§ **YOUR TASK**
Set down every entry again word for word, please, but skip the pictures.

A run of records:
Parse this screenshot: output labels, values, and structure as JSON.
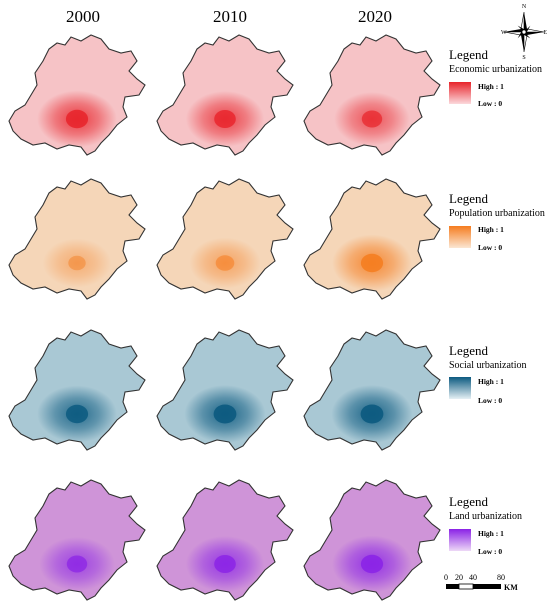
{
  "years": [
    "2000",
    "2010",
    "2020"
  ],
  "compass": {
    "n": "N",
    "s": "S",
    "e": "E",
    "w": "W"
  },
  "scale": {
    "ticks": [
      "0",
      "20",
      "40",
      "80"
    ],
    "unit": "KM"
  },
  "rows": [
    {
      "key": "economic",
      "legend_title": "Legend",
      "legend_sub": "Economic urbanization",
      "high": "High : 1",
      "low": "Low : 0",
      "colors": {
        "base": "#f6c3c6",
        "high": "#e8232a",
        "low": "#fbd9dc"
      },
      "hotspot_intensity": [
        0.85,
        0.8,
        0.7
      ]
    },
    {
      "key": "population",
      "legend_title": "Legend",
      "legend_sub": "Population urbanization",
      "high": "High : 1",
      "low": "Low : 0",
      "colors": {
        "base": "#f5d6b8",
        "high": "#f57c1f",
        "low": "#fbe6d2"
      },
      "hotspot_intensity": [
        0.45,
        0.55,
        0.85
      ]
    },
    {
      "key": "social",
      "legend_title": "Legend",
      "legend_sub": "Social urbanization",
      "high": "High : 1",
      "low": "Low : 0",
      "colors": {
        "base": "#a9c8d4",
        "high": "#0c5a80",
        "low": "#e5f0f4"
      },
      "hotspot_intensity": [
        0.85,
        0.9,
        0.9
      ]
    },
    {
      "key": "land",
      "legend_title": "Legend",
      "legend_sub": "Land urbanization",
      "high": "High : 1",
      "low": "Low : 0",
      "colors": {
        "base": "#cf94d8",
        "high": "#8a22e6",
        "low": "#edd8f6"
      },
      "hotspot_intensity": [
        0.7,
        0.8,
        0.85
      ]
    }
  ]
}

§ **EXERCISE RESPONSE**
Parse this screenshot: output labels, values, and structure as JSON.
{
  "years": [
    "2000",
    "2010",
    "2020"
  ],
  "compass": {
    "n": "N",
    "s": "S",
    "e": "E",
    "w": "W"
  },
  "scale": {
    "ticks": [
      "0",
      "20",
      "40",
      "80"
    ],
    "unit": "KM"
  },
  "rows": [
    {
      "key": "economic",
      "legend_title": "Legend",
      "legend_sub": "Economic urbanization",
      "high": "High : 1",
      "low": "Low : 0",
      "colors": {
        "base": "#f6c3c6",
        "high": "#e8232a",
        "low": "#fbd9dc"
      },
      "hotspot_intensity": [
        0.85,
        0.8,
        0.7
      ]
    },
    {
      "key": "population",
      "legend_title": "Legend",
      "legend_sub": "Population urbanization",
      "high": "High : 1",
      "low": "Low : 0",
      "colors": {
        "base": "#f5d6b8",
        "high": "#f57c1f",
        "low": "#fbe6d2"
      },
      "hotspot_intensity": [
        0.45,
        0.55,
        0.85
      ]
    },
    {
      "key": "social",
      "legend_title": "Legend",
      "legend_sub": "Social urbanization",
      "high": "High : 1",
      "low": "Low : 0",
      "colors": {
        "base": "#a9c8d4",
        "high": "#0c5a80",
        "low": "#e5f0f4"
      },
      "hotspot_intensity": [
        0.85,
        0.9,
        0.9
      ]
    },
    {
      "key": "land",
      "legend_title": "Legend",
      "legend_sub": "Land urbanization",
      "high": "High : 1",
      "low": "Low : 0",
      "colors": {
        "base": "#cf94d8",
        "high": "#8a22e6",
        "low": "#edd8f6"
      },
      "hotspot_intensity": [
        0.7,
        0.8,
        0.85
      ]
    }
  ]
}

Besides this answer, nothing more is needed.